**Stated problem a:**
Starting at the words "The film is" and stopping after "for that change.", write out the screening announcement again, swapping "Hong Kong" for "Singapore".

+===+

The evening will include a reception at 6:00pm, screening at 7:00p, and a panel discussion and Q&A from 8:30pm-9:30pm. Panel is as follows, but subject to change:
- Katie Allen, Algalita Marine Research
- Ed Begley, Jr., actor and environmental activist
- Anna Cummins, 5 Gyres
- Jordan Howard, environmental activist and 2015 Women in Green Youth Trailblazer
- Christie Keith, GAIA
- Terrance Smith, student, Pullum Community Arts Center
“Plastic Pollution Coalition is excited to be leading local conversations around A Plastic Ocean; a stunning and moving film providing a launching point to address the extent of the worldwide plastic pollution problem; viable solutions which include source reduction, extended producer responsibility, packaging redesign, and progressive government policies; and the real need for inclusiveness in the global movement to break free from plastic,” says Dianna Cohen, CEO and Co-Founder of PPC.
The film is produced by Adam Leipzig (March of the Penguins, Dead Poets Society) and by Jo Ruxton (Blue Planet), founder of Plastic Oceans Foundation, which is responsible for A Plastic Ocean. For the complete global film team—from the UK to Hong Kong—please visit http://www.plasticoceans
Plastic Oceans Foundation, which engaged local partners around the world such as Plastic Pollution Coalition in L.A., is an international charitable organization based in Hong Kong with offices in the U.S., U.K. and Canada. The Foundation aims to limit the demand for non-essential plastic, using the ocean as a litmus test to monitor the impact of this man-made pollution crisis on human health. Their mission is to change the world’s attitude to plastic in one generation, and their film – A Plastic Ocean – is the catalyst for that change.
A group of over 40 for- and non-profit companies and municipalities have signed on in support of this film, and are noted at the film’s conclusion, including Adidas, O’Neill, 5 Gyres, Ocean Foundation, Intergovernmental Oceanographic Commission of UNESCO, the City of Vancouver, and many more.

+===+

**Stated problem b:**
Output all of the records that follow, line for line and unchanged, from the first line to the last.

+===+

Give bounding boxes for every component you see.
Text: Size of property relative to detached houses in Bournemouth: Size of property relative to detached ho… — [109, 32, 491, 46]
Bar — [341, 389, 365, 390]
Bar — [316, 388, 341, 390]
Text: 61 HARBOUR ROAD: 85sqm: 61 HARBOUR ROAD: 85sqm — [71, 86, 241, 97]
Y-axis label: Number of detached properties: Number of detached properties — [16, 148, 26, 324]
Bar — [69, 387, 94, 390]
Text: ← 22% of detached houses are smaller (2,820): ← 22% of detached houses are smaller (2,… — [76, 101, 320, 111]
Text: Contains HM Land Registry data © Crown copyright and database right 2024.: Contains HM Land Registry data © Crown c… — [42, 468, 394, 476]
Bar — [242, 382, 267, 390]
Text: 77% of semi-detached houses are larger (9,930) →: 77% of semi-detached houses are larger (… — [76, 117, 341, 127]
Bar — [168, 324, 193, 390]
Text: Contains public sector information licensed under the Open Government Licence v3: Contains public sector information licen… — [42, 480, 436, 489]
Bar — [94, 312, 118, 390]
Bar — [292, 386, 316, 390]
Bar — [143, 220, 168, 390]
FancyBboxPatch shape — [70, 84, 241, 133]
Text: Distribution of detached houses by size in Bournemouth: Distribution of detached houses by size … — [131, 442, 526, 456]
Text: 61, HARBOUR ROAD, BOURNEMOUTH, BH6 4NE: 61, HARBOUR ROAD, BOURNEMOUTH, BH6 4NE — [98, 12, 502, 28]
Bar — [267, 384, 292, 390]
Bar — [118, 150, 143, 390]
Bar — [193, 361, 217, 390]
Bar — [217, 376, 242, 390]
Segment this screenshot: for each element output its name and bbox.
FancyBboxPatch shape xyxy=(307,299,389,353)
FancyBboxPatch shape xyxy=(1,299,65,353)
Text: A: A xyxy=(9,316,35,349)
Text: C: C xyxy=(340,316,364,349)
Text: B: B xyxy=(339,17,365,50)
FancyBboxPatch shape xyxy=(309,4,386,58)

+===+

**Task output a:**
The film is produced by Adam Leipzig (March of the Penguins, Dead Poets Society) and by Jo Ruxton (Blue Planet), founder of Plastic Oceans Foundation, which is responsible for A Plastic Ocean. For the complete global film team—from the UK to Singapore—please visit http://www.plasticoceans
Plastic Oceans Foundation, which engaged local partners around the world such as Plastic Pollution Coalition in L.A., is an international charitable organization based in Singapore with offices in the U.S., U.K. and Canada. The Foundation aims to limit the demand for non-essential plastic, using the ocean as a litmus test to monitor the impact of this man-made pollution crisis on human health. Their mission is to change the world’s attitude to plastic in one generation, and their film – A Plastic Ocean – is the catalyst for that change.

**Task output b:**
Give bounding boxes for every component you see.
Text: Size of property relative to detached houses in Bournemouth: Size of property relative to detached ho… — [109, 32, 491, 46]
Bar — [341, 389, 365, 390]
Bar — [316, 388, 341, 390]
Text: 61 HARBOUR ROAD: 85sqm: 61 HARBOUR ROAD: 85sqm — [71, 86, 241, 97]
Y-axis label: Number of detached properties: Number of detached properties — [16, 148, 26, 324]
Bar — [69, 387, 94, 390]
Text: ← 22% of detached houses are smaller (2,820): ← 22% of detached houses are smaller (2,… — [76, 101, 320, 111]
Text: Contains HM Land Registry data © Crown copyright and database right 2024.: Contains HM Land Registry data © Crown c… — [42, 468, 394, 476]
Bar — [242, 382, 267, 390]
Text: 77% of semi-detached houses are larger (9,930) →: 77% of semi-detached houses are larger (… — [76, 117, 341, 127]
Bar — [168, 324, 193, 390]
Text: Contains public sector information licensed under the Open Government Licence v3: Contains public sector information licen… — [42, 480, 436, 489]
Bar — [94, 312, 118, 390]
Bar — [292, 386, 316, 390]
Bar — [143, 220, 168, 390]
FancyBboxPatch shape — [70, 84, 241, 133]
Text: Distribution of detached houses by size in Bournemouth: Distribution of detached houses by size … — [131, 442, 526, 456]
Text: 61, HARBOUR ROAD, BOURNEMOUTH, BH6 4NE: 61, HARBOUR ROAD, BOURNEMOUTH, BH6 4NE — [98, 12, 502, 28]
Bar — [267, 384, 292, 390]
Bar — [118, 150, 143, 390]
Bar — [193, 361, 217, 390]
Bar — [217, 376, 242, 390]
Segment this screenshot: for each element output its name and bbox.
FancyBboxPatch shape xyxy=(307,299,389,353)
FancyBboxPatch shape xyxy=(1,299,65,353)
Text: A: A xyxy=(9,316,35,349)
Text: C: C xyxy=(340,316,364,349)
Text: B: B xyxy=(339,17,365,50)
FancyBboxPatch shape xyxy=(309,4,386,58)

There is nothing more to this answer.